>> START Supplied records
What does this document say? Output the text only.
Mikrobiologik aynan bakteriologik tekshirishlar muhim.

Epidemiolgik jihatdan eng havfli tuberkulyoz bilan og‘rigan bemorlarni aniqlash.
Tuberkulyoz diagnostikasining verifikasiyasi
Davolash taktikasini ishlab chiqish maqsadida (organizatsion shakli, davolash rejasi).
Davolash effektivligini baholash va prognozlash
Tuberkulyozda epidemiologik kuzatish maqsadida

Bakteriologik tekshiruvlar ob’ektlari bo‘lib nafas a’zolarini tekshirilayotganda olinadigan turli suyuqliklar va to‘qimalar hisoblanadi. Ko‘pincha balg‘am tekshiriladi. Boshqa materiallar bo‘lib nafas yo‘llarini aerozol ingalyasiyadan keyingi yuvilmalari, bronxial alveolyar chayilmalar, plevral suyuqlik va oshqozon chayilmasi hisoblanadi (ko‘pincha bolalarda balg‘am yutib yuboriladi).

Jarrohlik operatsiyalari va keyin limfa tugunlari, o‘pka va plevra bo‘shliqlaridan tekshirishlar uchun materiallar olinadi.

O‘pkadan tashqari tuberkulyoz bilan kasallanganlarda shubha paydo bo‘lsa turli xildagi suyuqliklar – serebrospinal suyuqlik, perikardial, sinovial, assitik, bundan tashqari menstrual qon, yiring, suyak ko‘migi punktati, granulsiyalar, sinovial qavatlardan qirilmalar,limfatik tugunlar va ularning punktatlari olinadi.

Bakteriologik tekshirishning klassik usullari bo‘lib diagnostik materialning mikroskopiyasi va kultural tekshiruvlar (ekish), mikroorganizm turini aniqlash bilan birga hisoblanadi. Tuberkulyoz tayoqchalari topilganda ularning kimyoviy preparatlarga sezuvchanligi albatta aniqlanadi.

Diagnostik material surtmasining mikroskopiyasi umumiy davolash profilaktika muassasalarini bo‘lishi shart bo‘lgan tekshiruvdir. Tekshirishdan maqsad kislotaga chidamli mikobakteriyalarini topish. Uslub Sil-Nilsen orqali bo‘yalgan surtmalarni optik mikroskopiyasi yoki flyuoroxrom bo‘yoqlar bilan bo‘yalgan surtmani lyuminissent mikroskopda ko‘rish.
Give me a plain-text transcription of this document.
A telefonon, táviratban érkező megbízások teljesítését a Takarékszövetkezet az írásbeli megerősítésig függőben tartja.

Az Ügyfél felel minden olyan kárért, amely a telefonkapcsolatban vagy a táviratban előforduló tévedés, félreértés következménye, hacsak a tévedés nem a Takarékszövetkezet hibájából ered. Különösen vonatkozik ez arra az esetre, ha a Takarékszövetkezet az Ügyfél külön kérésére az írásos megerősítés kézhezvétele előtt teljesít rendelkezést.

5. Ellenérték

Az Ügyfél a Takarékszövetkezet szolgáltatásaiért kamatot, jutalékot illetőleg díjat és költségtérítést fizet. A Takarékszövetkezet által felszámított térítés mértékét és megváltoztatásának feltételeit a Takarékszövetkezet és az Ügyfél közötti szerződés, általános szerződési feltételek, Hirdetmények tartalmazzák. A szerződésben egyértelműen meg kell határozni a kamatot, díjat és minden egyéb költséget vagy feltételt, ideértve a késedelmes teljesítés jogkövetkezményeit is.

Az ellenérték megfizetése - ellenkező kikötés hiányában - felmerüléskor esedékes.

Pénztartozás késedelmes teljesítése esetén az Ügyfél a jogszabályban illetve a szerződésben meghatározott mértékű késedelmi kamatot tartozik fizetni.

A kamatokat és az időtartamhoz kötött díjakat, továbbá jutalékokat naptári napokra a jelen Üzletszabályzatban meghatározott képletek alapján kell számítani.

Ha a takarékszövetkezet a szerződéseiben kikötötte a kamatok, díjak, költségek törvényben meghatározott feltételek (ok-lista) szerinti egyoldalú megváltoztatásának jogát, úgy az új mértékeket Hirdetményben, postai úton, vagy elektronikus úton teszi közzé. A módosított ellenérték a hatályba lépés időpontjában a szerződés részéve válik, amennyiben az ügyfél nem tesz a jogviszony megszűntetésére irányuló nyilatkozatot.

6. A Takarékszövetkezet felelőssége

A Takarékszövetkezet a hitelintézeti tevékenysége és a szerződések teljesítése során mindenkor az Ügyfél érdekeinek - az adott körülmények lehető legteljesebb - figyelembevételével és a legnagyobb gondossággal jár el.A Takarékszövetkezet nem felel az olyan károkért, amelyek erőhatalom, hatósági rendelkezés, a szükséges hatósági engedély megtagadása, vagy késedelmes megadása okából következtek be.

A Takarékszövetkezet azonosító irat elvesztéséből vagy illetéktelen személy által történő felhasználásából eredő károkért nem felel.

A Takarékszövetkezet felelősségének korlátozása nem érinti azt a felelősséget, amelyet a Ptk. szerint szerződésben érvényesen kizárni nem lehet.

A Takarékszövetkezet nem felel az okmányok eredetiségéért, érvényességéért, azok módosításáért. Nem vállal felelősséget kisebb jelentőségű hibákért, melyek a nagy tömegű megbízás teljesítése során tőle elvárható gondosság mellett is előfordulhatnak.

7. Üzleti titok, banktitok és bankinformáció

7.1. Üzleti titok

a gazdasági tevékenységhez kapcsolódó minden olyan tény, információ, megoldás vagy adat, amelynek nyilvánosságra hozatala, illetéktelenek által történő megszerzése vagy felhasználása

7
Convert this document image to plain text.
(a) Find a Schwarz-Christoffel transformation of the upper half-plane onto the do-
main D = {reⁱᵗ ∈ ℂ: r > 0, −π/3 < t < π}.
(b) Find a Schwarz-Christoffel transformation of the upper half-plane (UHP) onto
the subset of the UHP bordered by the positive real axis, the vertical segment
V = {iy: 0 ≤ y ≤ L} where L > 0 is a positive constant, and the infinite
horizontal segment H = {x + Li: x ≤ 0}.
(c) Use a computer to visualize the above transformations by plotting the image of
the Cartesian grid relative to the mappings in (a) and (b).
>> END Supplied records
Can you give every line above again, exactly as written?

#### Complete answer:
What does this document say? Output the text only.
Mikrobiologik aynan bakteriologik tekshirishlar muhim.

Epidemiolgik jihatdan eng havfli tuberkulyoz bilan og‘rigan bemorlarni aniqlash.
Tuberkulyoz diagnostikasining verifikasiyasi
Davolash taktikasini ishlab chiqish maqsadida (organizatsion shakli, davolash rejasi).
Davolash effektivligini baholash va prognozlash
Tuberkulyozda epidemiologik kuzatish maqsadida

Bakteriologik tekshiruvlar ob’ektlari bo‘lib nafas a’zolarini tekshirilayotganda olinadigan turli suyuqliklar va to‘qimalar hisoblanadi. Ko‘pincha balg‘am tekshiriladi. Boshqa materiallar bo‘lib nafas yo‘llarini aerozol ingalyasiyadan keyingi yuvilmalari, bronxial alveolyar chayilmalar, plevral suyuqlik va oshqozon chayilmasi hisoblanadi (ko‘pincha bolalarda balg‘am yutib yuboriladi).

Jarrohlik operatsiyalari va keyin limfa tugunlari, o‘pka va plevra bo‘shliqlaridan tekshirishlar uchun materiallar olinadi.

O‘pkadan tashqari tuberkulyoz bilan kasallanganlarda shubha paydo bo‘lsa turli xildagi suyuqliklar – serebrospinal suyuqlik, perikardial, sinovial, assitik, bundan tashqari menstrual qon, yiring, suyak ko‘migi punktati, granulsiyalar, sinovial qavatlardan qirilmalar,limfatik tugunlar va ularning punktatlari olinadi.

Bakteriologik tekshirishning klassik usullari bo‘lib diagnostik materialning mikroskopiyasi va kultural tekshiruvlar (ekish), mikroorganizm turini aniqlash bilan birga hisoblanadi. Tuberkulyoz tayoqchalari topilganda ularning kimyoviy preparatlarga sezuvchanligi albatta aniqlanadi.

Diagnostik material surtmasining mikroskopiyasi umumiy davolash profilaktika muassasalarini bo‘lishi shart bo‘lgan tekshiruvdir. Tekshirishdan maqsad kislotaga chidamli mikobakteriyalarini topish. Uslub Sil-Nilsen orqali bo‘yalgan surtmalarni optik mikroskopiyasi yoki flyuoroxrom bo‘yoqlar bilan bo‘yalgan surtmani lyuminissent mikroskopda ko‘rish.
Give me a plain-text transcription of this document.
A telefonon, táviratban érkező megbízások teljesítését a Takarékszövetkezet az írásbeli megerősítésig függőben tartja.

Az Ügyfél felel minden olyan kárért, amely a telefonkapcsolatban vagy a táviratban előforduló tévedés, félreértés következménye, hacsak a tévedés nem a Takarékszövetkezet hibájából ered. Különösen vonatkozik ez arra az esetre, ha a Takarékszövetkezet az Ügyfél külön kérésére az írásos megerősítés kézhezvétele előtt teljesít rendelkezést.

5. Ellenérték

Az Ügyfél a Takarékszövetkezet szolgáltatásaiért kamatot, jutalékot illetőleg díjat és költségtérítést fizet. A Takarékszövetkezet által felszámított térítés mértékét és megváltoztatásának feltételeit a Takarékszövetkezet és az Ügyfél közötti szerződés, általános szerződési feltételek, Hirdetmények tartalmazzák. A szerződésben egyértelműen meg kell határozni a kamatot, díjat és minden egyéb költséget vagy feltételt, ideértve a késedelmes teljesítés jogkövetkezményeit is.

Az ellenérték megfizetése - ellenkező kikötés hiányában - felmerüléskor esedékes.

Pénztartozás késedelmes teljesítése esetén az Ügyfél a jogszabályban illetve a szerződésben meghatározott mértékű késedelmi kamatot tartozik fizetni.

A kamatokat és az időtartamhoz kötött díjakat, továbbá jutalékokat naptári napokra a jelen Üzletszabályzatban meghatározott képletek alapján kell számítani.

Ha a takarékszövetkezet a szerződéseiben kikötötte a kamatok, díjak, költségek törvényben meghatározott feltételek (ok-lista) szerinti egyoldalú megváltoztatásának jogát, úgy az új mértékeket Hirdetményben, postai úton, vagy elektronikus úton teszi közzé. A módosított ellenérték a hatályba lépés időpontjában a szerződés részéve válik, amennyiben az ügyfél nem tesz a jogviszony megszűntetésére irányuló nyilatkozatot.

6. A Takarékszövetkezet felelőssége

A Takarékszövetkezet a hitelintézeti tevékenysége és a szerződések teljesítése során mindenkor az Ügyfél érdekeinek - az adott körülmények lehető legteljesebb - figyelembevételével és a legnagyobb gondossággal jár el.A Takarékszövetkezet nem felel az olyan károkért, amelyek erőhatalom, hatósági rendelkezés, a szükséges hatósági engedély megtagadása, vagy késedelmes megadása okából következtek be.

A Takarékszövetkezet azonosító irat elvesztéséből vagy illetéktelen személy által történő felhasználásából eredő károkért nem felel.

A Takarékszövetkezet felelősségének korlátozása nem érinti azt a felelősséget, amelyet a Ptk. szerint szerződésben érvényesen kizárni nem lehet.

A Takarékszövetkezet nem felel az okmányok eredetiségéért, érvényességéért, azok módosításáért. Nem vállal felelősséget kisebb jelentőségű hibákért, melyek a nagy tömegű megbízás teljesítése során tőle elvárható gondosság mellett is előfordulhatnak.

7. Üzleti titok, banktitok és bankinformáció

7.1. Üzleti titok

a gazdasági tevékenységhez kapcsolódó minden olyan tény, információ, megoldás vagy adat, amelynek nyilvánosságra hozatala, illetéktelenek által történő megszerzése vagy felhasználása

7
Convert this document image to plain text.
(a) Find a Schwarz-Christoffel transformation of the upper half-plane onto the do-
main D = {reⁱᵗ ∈ ℂ: r > 0, −π/3 < t < π}.
(b) Find a Schwarz-Christoffel transformation of the upper half-plane (UHP) onto
the subset of the UHP bordered by the positive real axis, the vertical segment
V = {iy: 0 ≤ y ≤ L} where L > 0 is a positive constant, and the infinite
horizontal segment H = {x + Li: x ≤ 0}.
(c) Use a computer to visualize the above transformations by plotting the image of
the Cartesian grid relative to the mappings in (a) and (b).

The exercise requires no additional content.